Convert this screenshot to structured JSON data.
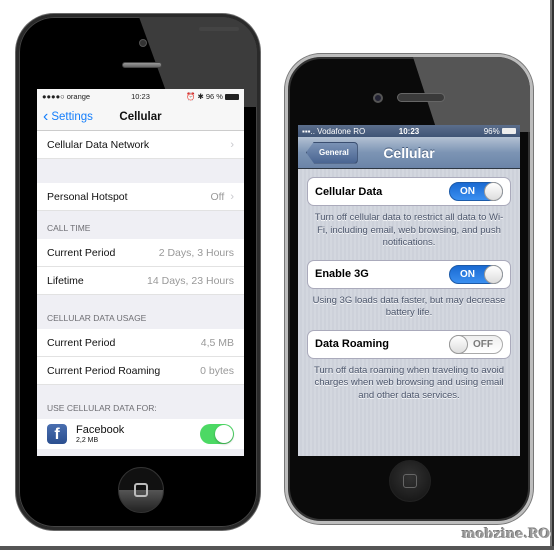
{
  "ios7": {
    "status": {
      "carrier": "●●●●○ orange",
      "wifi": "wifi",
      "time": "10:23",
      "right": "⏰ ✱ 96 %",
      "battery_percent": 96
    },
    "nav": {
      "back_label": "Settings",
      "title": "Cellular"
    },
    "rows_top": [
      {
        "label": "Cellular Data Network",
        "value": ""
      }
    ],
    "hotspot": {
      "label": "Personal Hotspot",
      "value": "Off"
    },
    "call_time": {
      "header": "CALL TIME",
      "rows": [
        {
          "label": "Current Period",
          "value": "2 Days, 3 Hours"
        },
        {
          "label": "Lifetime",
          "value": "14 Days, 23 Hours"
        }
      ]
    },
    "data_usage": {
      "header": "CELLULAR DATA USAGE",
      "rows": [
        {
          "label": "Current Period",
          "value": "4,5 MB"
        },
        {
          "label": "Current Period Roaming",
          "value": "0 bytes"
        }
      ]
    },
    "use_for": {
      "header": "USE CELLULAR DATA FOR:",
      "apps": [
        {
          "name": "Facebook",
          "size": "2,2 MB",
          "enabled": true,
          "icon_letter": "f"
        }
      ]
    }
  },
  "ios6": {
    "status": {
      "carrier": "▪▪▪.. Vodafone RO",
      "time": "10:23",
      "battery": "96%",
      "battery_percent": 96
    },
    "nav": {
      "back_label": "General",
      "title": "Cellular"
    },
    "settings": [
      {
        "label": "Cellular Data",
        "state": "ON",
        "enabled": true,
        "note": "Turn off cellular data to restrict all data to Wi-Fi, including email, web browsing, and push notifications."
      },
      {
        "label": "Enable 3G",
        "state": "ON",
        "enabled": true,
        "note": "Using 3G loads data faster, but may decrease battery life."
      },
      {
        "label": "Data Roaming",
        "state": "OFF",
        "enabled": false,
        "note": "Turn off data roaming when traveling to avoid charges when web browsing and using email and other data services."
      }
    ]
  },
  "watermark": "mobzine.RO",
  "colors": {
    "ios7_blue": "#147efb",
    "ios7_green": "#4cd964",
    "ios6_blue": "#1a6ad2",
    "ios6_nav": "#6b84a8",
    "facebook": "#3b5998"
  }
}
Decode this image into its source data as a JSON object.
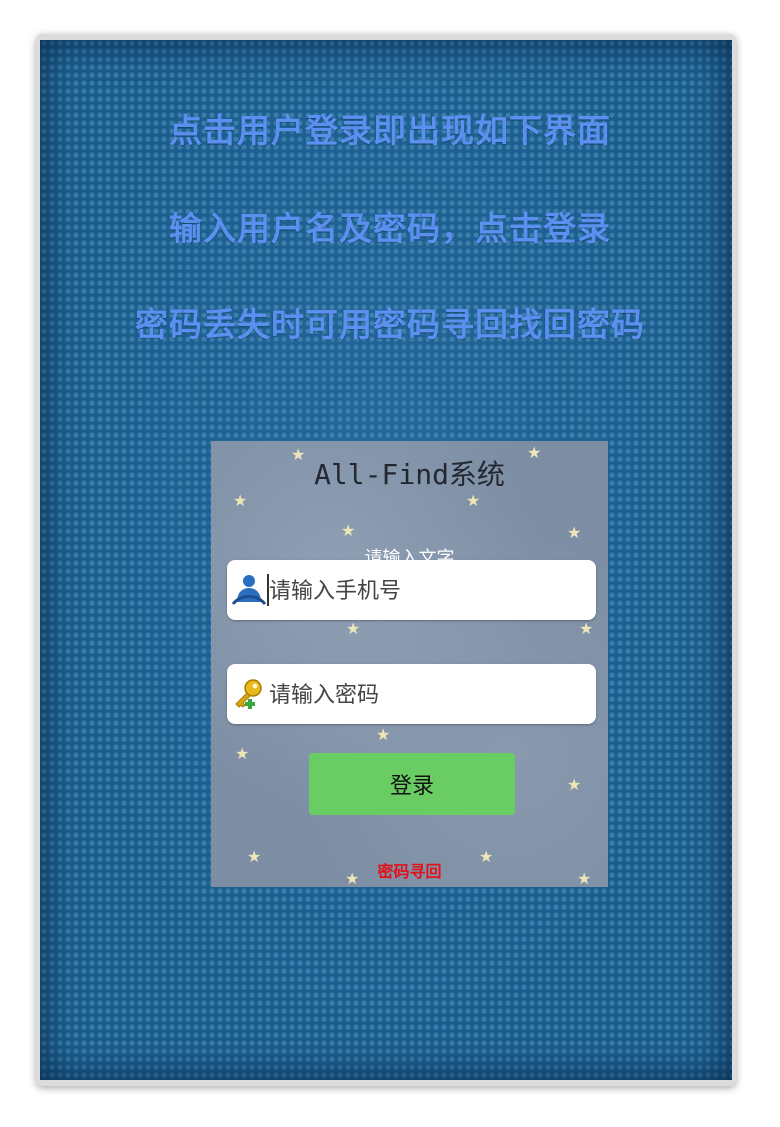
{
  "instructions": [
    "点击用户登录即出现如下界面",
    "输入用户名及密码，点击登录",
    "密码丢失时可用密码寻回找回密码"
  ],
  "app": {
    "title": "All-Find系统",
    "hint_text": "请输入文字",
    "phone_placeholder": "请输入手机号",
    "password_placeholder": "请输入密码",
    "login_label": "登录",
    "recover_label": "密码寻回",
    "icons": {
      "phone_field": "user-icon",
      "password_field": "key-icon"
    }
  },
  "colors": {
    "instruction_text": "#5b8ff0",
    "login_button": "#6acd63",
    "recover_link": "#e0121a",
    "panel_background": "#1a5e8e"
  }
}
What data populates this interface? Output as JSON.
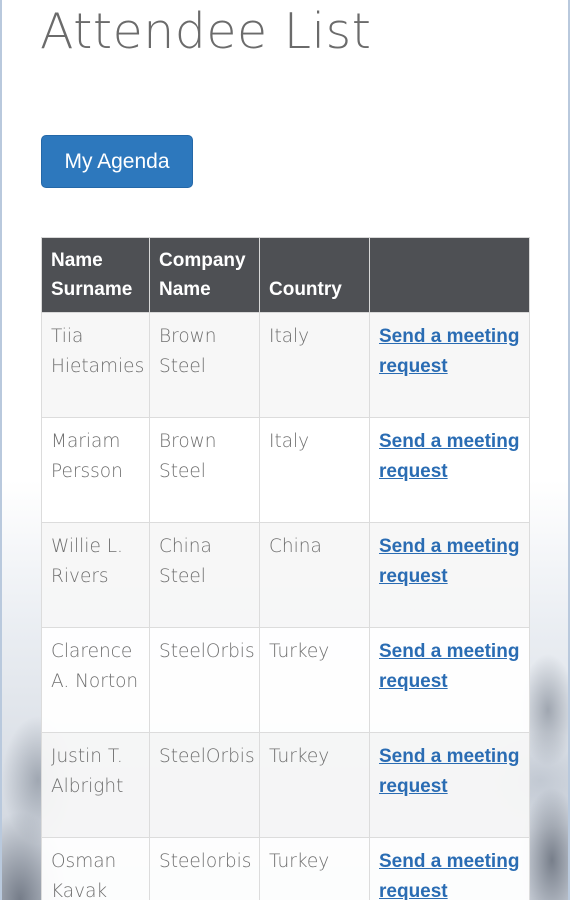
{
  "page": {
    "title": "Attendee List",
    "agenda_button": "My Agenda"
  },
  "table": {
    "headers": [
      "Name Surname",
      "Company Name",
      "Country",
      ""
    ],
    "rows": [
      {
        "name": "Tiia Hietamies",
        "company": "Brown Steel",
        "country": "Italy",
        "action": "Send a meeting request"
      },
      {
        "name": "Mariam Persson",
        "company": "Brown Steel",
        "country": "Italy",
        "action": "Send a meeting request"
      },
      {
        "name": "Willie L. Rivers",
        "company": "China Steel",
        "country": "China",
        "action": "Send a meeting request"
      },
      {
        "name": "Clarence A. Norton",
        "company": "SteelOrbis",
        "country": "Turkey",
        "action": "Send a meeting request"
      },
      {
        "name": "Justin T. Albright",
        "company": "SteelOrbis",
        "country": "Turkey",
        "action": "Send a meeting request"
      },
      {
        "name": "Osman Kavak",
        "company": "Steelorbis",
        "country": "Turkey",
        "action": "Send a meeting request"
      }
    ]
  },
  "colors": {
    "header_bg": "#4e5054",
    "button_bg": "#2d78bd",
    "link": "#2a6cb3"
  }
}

----

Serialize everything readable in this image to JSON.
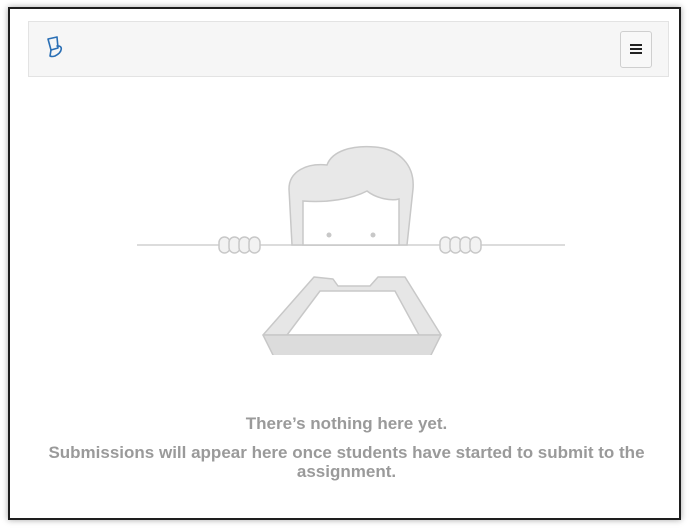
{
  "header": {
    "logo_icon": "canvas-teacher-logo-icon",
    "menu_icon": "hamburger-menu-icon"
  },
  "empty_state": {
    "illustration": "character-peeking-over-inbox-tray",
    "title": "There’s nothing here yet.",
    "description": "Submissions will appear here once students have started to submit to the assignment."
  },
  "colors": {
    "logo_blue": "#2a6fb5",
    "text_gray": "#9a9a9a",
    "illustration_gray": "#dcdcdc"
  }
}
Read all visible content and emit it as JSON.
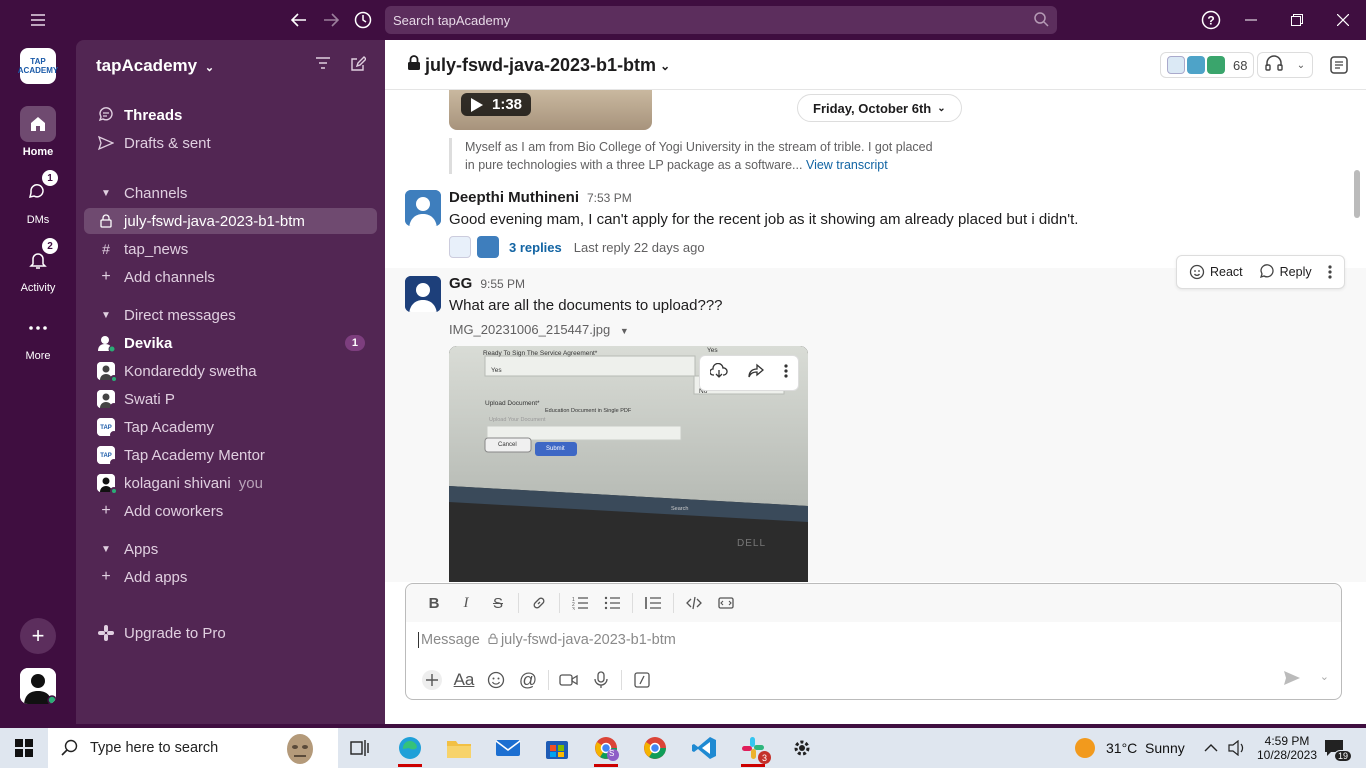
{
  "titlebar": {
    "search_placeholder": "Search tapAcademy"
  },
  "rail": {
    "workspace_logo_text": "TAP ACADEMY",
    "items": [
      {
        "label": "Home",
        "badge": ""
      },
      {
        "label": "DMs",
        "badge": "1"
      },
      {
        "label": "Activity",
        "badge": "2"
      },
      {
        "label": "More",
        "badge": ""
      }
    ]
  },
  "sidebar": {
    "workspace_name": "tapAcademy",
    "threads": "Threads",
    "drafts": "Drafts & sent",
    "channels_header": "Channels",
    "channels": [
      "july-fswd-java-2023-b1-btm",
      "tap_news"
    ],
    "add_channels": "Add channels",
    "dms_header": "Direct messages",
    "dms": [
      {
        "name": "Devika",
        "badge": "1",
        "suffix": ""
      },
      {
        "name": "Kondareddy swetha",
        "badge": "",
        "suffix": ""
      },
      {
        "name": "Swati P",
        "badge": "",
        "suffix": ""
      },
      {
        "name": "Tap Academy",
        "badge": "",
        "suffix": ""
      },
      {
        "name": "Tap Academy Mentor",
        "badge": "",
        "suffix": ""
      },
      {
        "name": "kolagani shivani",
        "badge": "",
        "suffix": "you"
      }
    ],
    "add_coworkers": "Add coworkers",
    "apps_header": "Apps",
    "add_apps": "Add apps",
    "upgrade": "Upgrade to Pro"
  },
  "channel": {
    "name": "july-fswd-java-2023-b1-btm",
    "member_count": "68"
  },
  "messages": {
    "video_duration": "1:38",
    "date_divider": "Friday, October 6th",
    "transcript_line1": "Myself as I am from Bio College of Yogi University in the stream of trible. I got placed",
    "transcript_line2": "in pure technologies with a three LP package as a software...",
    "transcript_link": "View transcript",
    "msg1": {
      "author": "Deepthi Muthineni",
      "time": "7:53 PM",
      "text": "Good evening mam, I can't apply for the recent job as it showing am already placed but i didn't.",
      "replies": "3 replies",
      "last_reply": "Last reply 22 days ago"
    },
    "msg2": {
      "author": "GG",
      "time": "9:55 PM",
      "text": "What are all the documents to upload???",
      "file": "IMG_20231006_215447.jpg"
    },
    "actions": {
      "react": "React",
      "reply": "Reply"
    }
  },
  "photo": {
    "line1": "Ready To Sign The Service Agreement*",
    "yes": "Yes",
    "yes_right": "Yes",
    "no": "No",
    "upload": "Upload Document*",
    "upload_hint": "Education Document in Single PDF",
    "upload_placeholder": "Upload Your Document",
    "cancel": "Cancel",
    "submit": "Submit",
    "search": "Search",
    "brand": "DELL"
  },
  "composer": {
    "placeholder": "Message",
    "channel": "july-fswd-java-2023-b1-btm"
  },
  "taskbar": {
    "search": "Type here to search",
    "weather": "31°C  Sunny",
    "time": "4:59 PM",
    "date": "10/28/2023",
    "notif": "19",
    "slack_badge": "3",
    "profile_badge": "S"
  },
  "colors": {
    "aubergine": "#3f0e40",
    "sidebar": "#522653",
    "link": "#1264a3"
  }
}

----

### Goal of the exercise
Count every line of the records that holds "july". State the number, nothing else.

### Expected answer
3